▶ Task brief: Report how many lines contain the word "lehetőség"; answer with the number only.

===

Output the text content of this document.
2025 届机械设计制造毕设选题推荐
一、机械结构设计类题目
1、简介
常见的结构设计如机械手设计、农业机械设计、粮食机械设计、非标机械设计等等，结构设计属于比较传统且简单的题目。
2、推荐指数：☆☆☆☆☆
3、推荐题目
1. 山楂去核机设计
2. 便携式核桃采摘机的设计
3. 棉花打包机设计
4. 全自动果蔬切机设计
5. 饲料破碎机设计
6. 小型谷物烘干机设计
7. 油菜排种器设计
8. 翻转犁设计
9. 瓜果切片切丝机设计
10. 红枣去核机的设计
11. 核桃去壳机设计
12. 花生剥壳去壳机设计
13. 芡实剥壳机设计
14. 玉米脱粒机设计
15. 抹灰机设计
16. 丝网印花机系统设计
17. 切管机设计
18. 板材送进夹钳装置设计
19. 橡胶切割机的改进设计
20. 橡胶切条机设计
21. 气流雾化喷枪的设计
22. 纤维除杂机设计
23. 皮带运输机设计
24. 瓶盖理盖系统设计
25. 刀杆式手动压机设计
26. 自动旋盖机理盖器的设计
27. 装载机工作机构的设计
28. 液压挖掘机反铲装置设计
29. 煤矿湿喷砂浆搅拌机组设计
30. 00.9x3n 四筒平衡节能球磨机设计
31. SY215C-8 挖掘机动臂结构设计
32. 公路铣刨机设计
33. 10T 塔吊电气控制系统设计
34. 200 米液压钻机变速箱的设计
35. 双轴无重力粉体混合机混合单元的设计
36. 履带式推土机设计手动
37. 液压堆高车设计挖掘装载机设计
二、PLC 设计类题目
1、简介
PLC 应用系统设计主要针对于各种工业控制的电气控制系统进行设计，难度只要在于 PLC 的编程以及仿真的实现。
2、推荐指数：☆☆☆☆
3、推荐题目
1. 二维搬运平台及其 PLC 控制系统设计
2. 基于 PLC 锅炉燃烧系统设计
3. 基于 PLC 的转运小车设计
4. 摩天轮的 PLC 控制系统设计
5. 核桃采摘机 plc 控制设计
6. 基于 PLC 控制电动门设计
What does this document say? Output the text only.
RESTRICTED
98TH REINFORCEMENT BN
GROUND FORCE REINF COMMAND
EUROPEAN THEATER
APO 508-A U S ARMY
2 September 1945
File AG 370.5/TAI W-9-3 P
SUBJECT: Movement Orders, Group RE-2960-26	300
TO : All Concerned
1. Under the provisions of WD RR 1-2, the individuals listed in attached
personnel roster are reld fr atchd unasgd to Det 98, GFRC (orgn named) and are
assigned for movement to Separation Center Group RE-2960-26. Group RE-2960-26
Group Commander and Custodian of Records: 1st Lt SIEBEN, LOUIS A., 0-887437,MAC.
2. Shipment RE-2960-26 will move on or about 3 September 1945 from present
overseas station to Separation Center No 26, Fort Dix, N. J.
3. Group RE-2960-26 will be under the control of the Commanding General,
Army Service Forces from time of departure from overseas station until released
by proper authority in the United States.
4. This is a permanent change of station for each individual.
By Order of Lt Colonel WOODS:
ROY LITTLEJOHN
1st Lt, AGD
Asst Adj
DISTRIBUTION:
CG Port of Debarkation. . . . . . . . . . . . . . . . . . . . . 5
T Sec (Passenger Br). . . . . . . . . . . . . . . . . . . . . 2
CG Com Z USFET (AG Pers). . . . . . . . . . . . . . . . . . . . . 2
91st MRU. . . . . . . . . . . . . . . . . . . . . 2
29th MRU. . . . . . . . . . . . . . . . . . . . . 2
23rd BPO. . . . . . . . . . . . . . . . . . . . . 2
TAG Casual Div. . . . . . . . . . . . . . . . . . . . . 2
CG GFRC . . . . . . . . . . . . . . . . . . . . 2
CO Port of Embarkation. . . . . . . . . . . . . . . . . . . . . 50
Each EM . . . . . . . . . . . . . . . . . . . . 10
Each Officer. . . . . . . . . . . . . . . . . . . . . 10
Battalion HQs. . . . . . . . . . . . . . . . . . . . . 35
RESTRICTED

===

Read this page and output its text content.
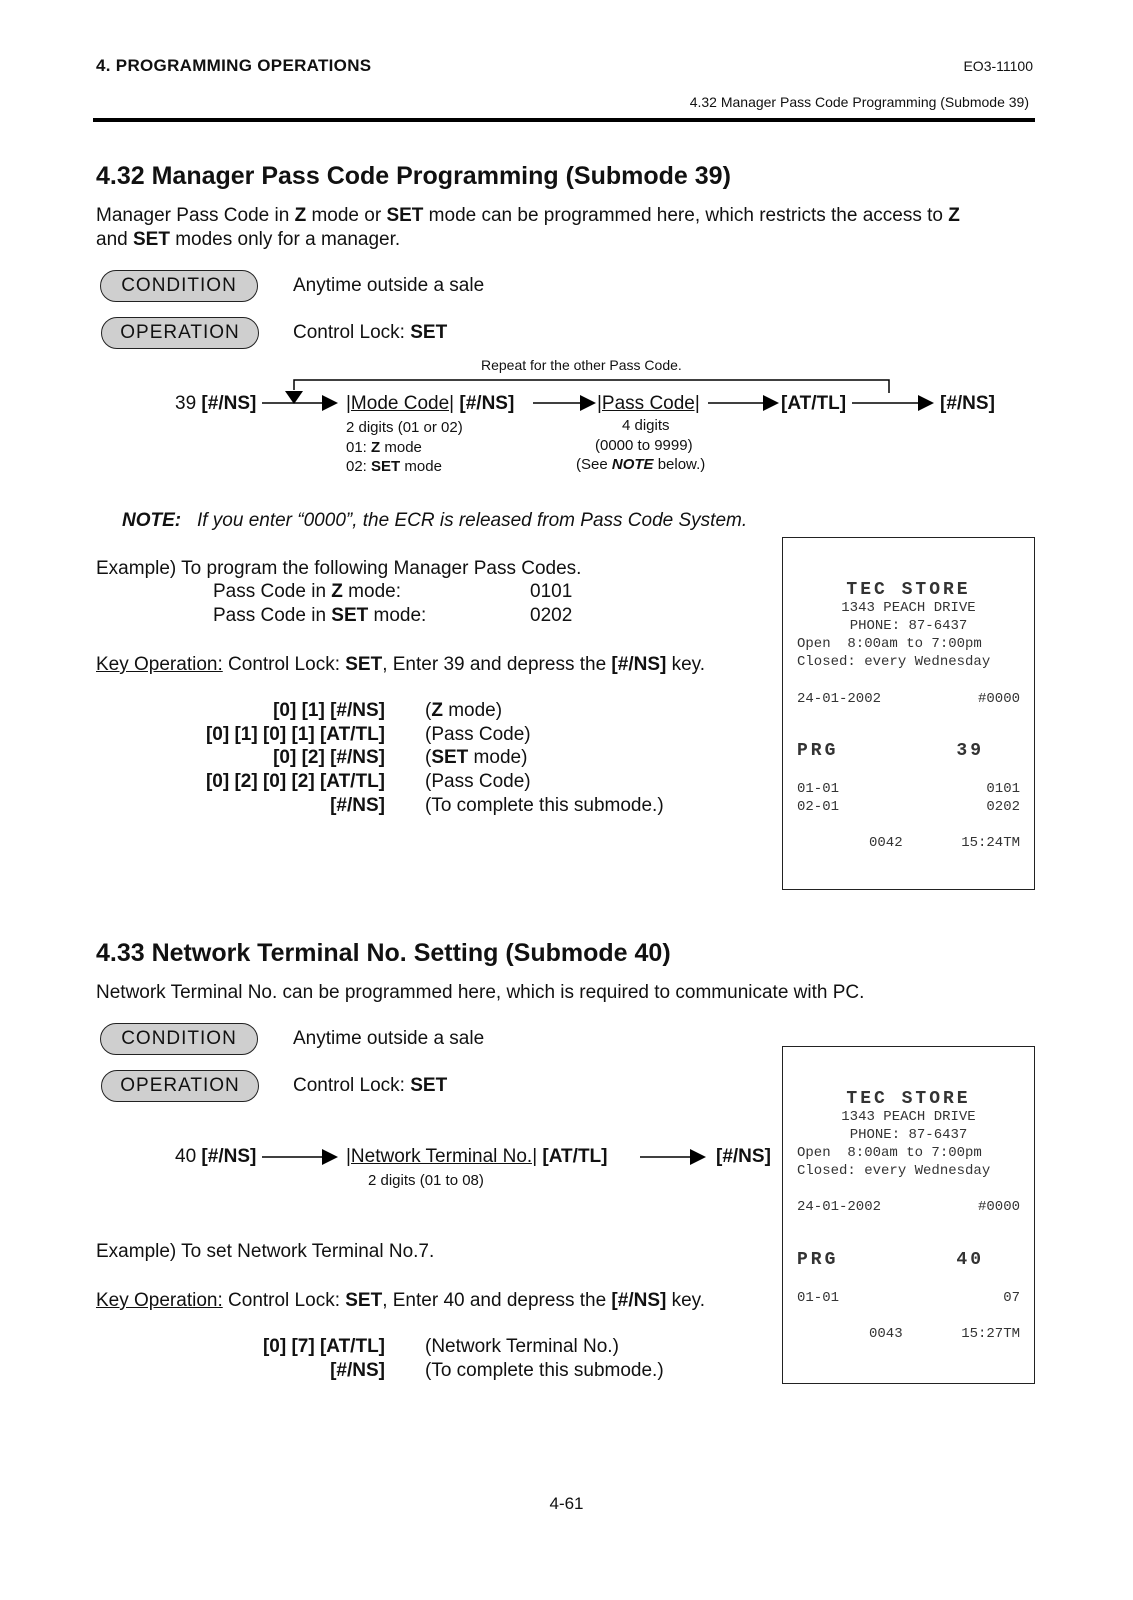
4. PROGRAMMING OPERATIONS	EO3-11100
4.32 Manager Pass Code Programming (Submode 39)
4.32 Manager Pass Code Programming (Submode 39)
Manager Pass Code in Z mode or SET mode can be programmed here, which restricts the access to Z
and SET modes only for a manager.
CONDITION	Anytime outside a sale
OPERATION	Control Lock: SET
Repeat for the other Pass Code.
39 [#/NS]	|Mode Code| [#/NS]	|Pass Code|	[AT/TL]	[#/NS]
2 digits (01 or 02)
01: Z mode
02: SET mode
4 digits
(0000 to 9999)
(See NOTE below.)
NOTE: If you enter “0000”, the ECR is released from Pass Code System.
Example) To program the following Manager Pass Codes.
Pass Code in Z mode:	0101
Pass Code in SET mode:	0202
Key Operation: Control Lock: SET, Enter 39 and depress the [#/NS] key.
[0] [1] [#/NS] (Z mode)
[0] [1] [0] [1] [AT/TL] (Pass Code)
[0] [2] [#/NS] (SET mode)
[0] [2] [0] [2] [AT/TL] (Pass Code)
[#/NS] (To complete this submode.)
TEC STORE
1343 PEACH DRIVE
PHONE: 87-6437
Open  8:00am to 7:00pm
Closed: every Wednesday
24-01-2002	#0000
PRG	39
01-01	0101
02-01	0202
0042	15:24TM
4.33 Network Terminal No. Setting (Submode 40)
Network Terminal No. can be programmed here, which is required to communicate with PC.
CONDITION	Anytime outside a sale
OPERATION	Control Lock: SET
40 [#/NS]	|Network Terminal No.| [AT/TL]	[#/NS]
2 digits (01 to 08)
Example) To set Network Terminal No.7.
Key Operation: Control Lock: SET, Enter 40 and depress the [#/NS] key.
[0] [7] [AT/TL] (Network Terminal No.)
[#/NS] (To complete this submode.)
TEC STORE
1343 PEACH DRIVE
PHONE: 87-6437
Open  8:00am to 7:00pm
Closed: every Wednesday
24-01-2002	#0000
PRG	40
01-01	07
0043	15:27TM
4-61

===

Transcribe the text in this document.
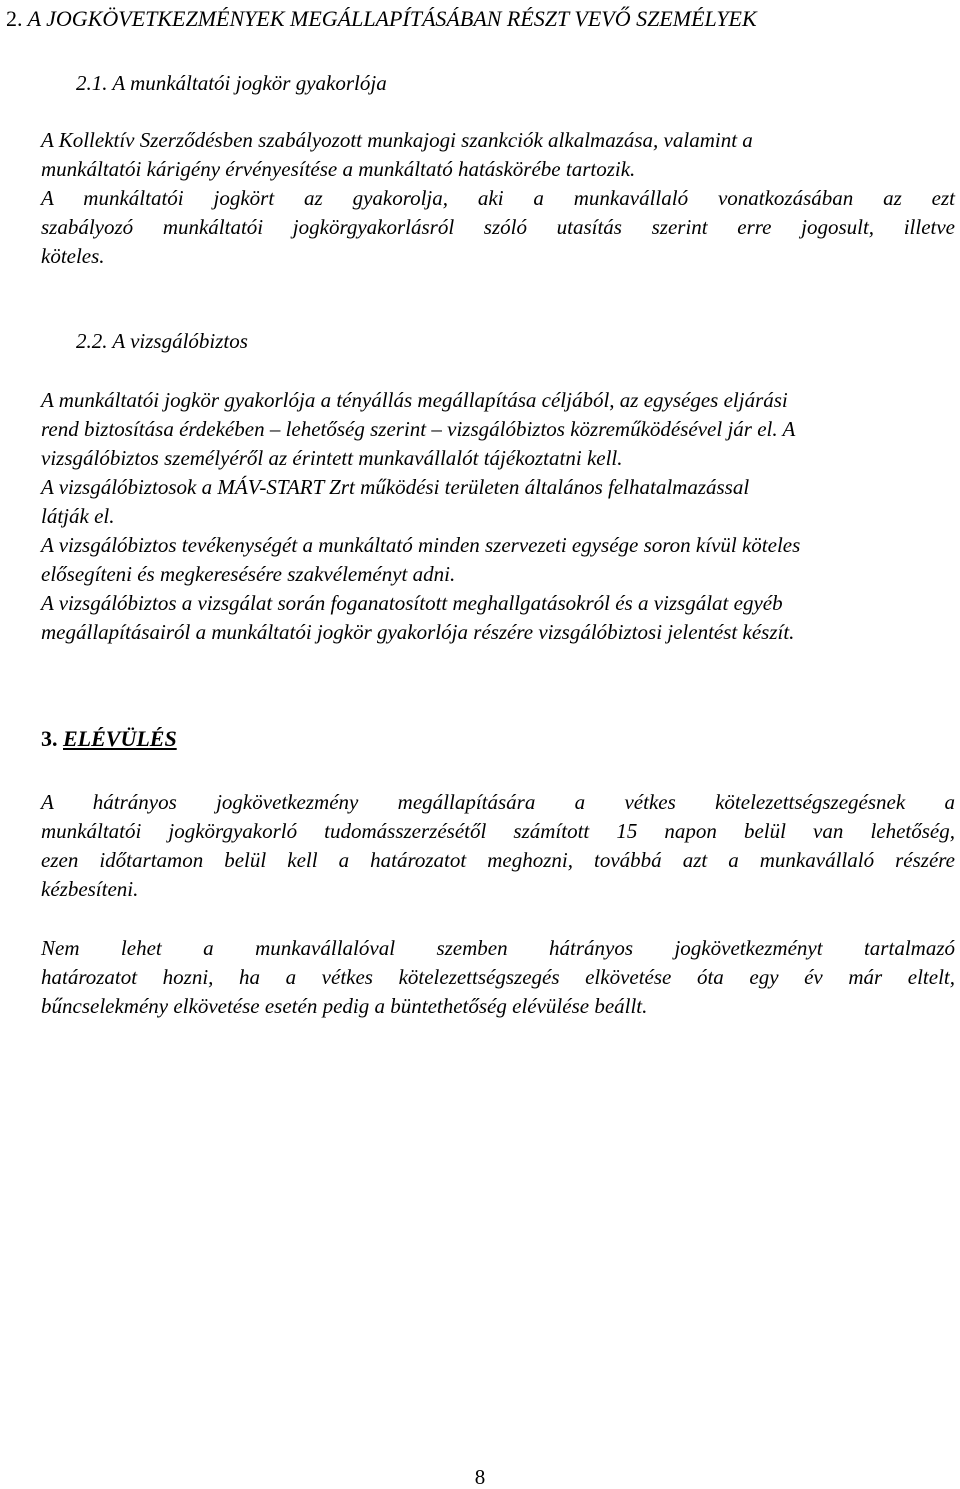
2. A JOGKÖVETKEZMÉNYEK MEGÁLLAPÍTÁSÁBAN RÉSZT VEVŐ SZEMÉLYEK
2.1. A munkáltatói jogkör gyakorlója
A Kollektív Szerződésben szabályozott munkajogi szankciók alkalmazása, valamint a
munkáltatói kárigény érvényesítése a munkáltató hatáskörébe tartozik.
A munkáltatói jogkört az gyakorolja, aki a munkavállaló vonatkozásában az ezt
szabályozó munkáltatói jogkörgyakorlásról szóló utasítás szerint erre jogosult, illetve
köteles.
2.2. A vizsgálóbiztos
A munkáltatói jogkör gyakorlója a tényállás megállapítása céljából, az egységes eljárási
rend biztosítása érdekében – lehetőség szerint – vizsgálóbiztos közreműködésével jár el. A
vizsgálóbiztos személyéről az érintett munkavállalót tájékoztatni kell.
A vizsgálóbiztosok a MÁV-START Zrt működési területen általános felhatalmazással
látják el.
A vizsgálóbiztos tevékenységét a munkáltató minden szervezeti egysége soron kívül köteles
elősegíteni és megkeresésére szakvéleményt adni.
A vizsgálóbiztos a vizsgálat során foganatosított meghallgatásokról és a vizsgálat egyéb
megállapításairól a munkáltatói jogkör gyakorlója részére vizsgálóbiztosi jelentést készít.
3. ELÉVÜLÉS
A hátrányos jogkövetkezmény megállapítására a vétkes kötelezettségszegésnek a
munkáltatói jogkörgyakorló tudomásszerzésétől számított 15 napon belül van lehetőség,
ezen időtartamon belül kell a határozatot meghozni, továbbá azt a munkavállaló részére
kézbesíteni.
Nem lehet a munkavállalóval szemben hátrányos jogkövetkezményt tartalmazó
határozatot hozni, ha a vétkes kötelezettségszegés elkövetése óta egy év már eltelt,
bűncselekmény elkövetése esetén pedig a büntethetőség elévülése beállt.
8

===

▶ Exercise response: 2